Layout coordinate data:
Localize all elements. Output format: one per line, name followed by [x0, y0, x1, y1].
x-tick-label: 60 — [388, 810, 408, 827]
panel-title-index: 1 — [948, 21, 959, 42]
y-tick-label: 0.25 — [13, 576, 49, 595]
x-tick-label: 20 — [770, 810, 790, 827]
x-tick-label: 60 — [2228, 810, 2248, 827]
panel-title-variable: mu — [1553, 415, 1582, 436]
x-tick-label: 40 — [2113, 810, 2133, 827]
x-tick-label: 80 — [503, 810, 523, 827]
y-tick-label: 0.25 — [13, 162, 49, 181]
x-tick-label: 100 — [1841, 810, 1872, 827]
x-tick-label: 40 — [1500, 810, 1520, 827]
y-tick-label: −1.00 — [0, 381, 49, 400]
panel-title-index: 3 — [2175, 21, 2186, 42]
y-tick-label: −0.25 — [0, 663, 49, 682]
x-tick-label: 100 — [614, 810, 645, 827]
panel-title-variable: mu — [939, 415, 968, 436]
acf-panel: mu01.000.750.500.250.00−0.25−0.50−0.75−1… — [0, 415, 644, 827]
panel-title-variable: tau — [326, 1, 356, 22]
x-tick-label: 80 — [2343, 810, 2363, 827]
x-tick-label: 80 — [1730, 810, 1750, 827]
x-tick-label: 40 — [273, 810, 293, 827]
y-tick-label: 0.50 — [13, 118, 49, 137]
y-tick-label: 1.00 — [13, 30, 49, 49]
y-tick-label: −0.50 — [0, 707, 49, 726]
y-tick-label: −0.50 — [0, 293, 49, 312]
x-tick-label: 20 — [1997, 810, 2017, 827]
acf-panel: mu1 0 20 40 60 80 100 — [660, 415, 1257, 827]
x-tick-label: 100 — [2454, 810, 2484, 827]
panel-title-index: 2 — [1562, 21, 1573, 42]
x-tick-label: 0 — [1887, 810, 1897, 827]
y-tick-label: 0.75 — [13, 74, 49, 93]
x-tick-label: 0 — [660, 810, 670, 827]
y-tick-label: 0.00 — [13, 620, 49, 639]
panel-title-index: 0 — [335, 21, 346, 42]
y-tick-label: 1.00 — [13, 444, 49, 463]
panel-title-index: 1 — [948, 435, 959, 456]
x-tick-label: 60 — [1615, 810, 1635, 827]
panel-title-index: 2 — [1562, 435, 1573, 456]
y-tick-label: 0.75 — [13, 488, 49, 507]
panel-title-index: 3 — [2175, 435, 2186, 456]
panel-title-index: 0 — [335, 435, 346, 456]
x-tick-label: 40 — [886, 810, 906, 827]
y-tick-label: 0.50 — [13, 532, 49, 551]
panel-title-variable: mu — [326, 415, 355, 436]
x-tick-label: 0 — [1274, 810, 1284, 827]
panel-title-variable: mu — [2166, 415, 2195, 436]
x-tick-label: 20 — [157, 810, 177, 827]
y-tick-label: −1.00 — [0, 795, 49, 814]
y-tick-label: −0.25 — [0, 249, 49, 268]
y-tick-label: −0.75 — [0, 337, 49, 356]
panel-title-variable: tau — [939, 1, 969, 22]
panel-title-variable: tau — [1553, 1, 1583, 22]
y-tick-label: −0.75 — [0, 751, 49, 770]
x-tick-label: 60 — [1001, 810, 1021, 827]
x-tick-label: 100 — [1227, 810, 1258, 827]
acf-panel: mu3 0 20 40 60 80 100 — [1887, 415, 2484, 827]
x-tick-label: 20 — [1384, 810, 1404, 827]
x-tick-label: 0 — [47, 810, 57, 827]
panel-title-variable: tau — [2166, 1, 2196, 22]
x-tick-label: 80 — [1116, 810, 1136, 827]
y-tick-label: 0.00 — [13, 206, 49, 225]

_GIVEN TASK:_
Reproduce the records verbatim from the very beginning through the line containing "panel-title-variable: tau — [326, 1, 356, 22]", including that line.

_OUTPUT BELOW:_
Localize all elements. Output format: one per line, name followed by [x0, y0, x1, y1].
x-tick-label: 60 — [388, 810, 408, 827]
panel-title-index: 1 — [948, 21, 959, 42]
y-tick-label: 0.25 — [13, 576, 49, 595]
x-tick-label: 20 — [770, 810, 790, 827]
x-tick-label: 60 — [2228, 810, 2248, 827]
panel-title-variable: mu — [1553, 415, 1582, 436]
x-tick-label: 40 — [2113, 810, 2133, 827]
x-tick-label: 80 — [503, 810, 523, 827]
y-tick-label: 0.25 — [13, 162, 49, 181]
x-tick-label: 100 — [1841, 810, 1872, 827]
x-tick-label: 40 — [1500, 810, 1520, 827]
y-tick-label: −1.00 — [0, 381, 49, 400]
panel-title-index: 3 — [2175, 21, 2186, 42]
y-tick-label: −0.25 — [0, 663, 49, 682]
x-tick-label: 100 — [614, 810, 645, 827]
panel-title-variable: mu — [939, 415, 968, 436]
acf-panel: mu01.000.750.500.250.00−0.25−0.50−0.75−1… — [0, 415, 644, 827]
panel-title-variable: tau — [326, 1, 356, 22]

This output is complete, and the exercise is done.